* _SHORT TASK_: Select every line holding the word "marker" and copy it.

--- Start of DATASET EXTRACT ---

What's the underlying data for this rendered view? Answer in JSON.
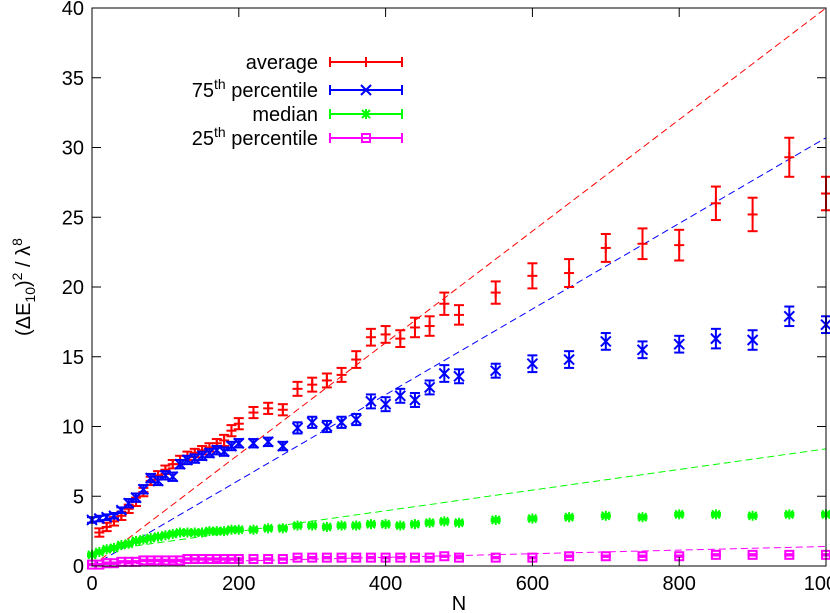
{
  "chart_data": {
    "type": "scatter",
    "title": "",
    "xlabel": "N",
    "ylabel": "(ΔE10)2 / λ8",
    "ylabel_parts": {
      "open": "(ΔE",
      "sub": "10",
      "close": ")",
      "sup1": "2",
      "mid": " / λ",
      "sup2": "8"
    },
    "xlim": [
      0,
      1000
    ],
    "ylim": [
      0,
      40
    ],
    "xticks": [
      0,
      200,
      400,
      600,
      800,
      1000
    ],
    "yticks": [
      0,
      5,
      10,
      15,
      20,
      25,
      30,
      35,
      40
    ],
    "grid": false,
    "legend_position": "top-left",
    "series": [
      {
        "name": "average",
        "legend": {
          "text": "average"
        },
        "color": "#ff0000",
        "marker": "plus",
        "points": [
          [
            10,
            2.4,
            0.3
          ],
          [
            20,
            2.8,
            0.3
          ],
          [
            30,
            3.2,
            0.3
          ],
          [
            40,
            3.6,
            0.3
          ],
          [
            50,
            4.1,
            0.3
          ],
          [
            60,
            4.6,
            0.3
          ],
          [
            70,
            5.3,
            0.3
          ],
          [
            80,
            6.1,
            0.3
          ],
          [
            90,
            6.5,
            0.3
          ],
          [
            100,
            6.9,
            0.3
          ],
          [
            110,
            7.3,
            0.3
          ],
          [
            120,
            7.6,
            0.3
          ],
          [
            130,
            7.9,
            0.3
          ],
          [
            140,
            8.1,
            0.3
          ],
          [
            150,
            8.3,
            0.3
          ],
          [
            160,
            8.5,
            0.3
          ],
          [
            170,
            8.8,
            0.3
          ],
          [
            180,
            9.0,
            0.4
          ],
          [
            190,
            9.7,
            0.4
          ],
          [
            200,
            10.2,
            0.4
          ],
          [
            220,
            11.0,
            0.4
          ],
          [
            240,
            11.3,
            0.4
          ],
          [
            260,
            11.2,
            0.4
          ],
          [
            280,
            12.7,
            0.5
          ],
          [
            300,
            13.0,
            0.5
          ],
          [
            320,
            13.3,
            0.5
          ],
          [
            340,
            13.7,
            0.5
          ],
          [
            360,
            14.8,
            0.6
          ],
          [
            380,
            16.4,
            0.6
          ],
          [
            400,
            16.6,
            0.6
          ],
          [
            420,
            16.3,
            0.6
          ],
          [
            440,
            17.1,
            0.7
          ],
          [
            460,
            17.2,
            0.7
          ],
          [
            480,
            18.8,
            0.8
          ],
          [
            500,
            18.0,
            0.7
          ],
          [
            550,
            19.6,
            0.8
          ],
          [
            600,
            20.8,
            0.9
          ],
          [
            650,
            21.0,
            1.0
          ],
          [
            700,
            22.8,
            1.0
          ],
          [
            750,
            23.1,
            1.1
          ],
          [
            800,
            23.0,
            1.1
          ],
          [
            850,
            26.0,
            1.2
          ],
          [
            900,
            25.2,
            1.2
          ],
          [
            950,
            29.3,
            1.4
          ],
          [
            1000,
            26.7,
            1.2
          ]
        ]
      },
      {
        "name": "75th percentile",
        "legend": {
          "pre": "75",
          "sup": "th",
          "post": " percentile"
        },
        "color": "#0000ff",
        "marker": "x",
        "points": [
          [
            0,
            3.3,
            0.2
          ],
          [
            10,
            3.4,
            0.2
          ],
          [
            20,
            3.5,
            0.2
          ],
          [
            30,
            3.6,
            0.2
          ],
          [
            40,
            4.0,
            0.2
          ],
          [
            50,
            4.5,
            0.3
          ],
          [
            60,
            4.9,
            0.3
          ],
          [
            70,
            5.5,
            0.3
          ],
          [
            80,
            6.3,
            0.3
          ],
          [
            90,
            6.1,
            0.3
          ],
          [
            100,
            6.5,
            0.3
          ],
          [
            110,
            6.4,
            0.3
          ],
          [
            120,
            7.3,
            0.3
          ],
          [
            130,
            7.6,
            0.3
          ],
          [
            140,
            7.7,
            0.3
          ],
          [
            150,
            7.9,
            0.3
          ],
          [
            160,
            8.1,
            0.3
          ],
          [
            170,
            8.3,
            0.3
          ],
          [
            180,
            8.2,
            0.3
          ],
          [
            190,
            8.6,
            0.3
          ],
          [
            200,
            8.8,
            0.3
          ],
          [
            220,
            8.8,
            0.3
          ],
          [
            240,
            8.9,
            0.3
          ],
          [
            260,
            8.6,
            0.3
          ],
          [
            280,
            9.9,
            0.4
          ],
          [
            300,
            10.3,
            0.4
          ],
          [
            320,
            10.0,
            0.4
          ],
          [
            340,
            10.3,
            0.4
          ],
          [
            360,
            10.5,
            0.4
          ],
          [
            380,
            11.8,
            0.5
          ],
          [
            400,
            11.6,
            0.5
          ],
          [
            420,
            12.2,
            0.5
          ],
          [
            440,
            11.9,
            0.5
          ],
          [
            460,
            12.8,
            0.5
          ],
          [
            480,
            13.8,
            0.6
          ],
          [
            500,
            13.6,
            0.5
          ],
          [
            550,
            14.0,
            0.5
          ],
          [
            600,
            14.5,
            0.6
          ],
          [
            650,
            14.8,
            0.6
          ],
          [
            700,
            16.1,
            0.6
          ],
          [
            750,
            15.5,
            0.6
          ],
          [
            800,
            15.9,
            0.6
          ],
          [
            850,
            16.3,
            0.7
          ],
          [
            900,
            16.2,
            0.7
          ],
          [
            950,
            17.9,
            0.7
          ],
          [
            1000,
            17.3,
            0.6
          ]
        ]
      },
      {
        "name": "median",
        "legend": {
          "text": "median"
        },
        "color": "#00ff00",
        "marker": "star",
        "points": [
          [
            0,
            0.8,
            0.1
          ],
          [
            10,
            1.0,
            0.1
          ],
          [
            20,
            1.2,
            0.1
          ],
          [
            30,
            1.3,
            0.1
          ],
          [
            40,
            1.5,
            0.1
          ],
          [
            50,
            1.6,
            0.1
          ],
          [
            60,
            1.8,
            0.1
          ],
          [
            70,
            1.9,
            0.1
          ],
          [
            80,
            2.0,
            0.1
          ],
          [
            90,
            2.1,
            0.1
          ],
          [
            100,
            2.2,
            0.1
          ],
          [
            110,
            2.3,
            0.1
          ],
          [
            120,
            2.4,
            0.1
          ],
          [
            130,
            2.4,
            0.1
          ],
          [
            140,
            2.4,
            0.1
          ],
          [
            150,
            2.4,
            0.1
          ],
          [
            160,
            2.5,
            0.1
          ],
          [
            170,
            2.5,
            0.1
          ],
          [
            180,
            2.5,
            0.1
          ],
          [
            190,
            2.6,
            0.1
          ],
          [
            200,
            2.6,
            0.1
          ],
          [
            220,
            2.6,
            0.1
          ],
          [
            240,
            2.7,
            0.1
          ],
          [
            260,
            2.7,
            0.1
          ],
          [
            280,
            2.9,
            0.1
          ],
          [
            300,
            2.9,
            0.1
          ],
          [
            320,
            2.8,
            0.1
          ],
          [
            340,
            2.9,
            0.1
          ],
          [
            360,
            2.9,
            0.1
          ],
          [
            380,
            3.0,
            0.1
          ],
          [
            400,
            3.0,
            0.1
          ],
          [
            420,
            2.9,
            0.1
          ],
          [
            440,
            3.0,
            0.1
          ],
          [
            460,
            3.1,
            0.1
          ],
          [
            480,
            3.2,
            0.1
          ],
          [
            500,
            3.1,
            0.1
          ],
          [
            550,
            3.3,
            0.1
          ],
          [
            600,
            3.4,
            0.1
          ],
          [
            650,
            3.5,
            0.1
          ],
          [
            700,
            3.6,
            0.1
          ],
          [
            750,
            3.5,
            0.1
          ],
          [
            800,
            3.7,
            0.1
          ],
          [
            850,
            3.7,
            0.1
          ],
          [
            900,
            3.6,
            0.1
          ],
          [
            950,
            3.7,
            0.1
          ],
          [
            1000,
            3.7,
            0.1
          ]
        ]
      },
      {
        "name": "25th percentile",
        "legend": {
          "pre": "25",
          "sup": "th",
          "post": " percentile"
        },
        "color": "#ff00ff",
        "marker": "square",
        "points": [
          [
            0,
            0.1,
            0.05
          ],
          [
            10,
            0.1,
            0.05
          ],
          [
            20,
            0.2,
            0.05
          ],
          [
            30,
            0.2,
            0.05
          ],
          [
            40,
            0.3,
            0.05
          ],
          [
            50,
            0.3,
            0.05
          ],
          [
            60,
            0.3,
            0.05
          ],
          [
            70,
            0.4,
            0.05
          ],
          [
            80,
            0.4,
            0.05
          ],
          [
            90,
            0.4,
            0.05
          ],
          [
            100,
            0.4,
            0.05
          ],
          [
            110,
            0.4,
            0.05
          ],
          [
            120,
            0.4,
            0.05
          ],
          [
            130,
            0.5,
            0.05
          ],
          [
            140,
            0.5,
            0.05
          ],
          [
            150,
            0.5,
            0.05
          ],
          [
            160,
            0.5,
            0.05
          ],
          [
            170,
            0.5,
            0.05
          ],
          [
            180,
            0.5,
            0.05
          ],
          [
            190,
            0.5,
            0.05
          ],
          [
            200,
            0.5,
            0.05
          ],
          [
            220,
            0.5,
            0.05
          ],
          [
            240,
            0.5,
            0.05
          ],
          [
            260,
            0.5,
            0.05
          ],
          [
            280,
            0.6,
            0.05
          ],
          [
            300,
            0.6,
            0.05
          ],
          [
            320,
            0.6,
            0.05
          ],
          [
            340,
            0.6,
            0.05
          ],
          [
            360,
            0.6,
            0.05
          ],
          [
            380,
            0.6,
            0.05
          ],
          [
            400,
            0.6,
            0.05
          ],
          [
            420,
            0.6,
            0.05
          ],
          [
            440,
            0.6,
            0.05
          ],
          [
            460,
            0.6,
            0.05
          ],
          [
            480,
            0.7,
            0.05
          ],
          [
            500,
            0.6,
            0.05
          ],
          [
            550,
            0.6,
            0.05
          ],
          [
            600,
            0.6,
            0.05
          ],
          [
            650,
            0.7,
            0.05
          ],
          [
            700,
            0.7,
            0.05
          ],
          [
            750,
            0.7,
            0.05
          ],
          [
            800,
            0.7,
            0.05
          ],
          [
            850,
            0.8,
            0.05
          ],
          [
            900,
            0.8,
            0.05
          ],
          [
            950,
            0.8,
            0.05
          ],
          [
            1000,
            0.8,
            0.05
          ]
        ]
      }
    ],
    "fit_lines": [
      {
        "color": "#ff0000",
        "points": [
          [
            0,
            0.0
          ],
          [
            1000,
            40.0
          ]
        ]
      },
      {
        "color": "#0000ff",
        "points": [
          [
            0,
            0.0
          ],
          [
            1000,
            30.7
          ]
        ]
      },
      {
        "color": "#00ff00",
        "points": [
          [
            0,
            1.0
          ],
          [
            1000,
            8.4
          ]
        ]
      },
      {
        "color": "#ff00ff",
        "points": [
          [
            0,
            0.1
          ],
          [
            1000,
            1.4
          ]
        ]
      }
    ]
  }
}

--- End of DATASET EXTRACT ---

* _THE COMPLETED TASK_:
        "marker": "plus",
        "marker": "x",
        "marker": "star",
        "marker": "square",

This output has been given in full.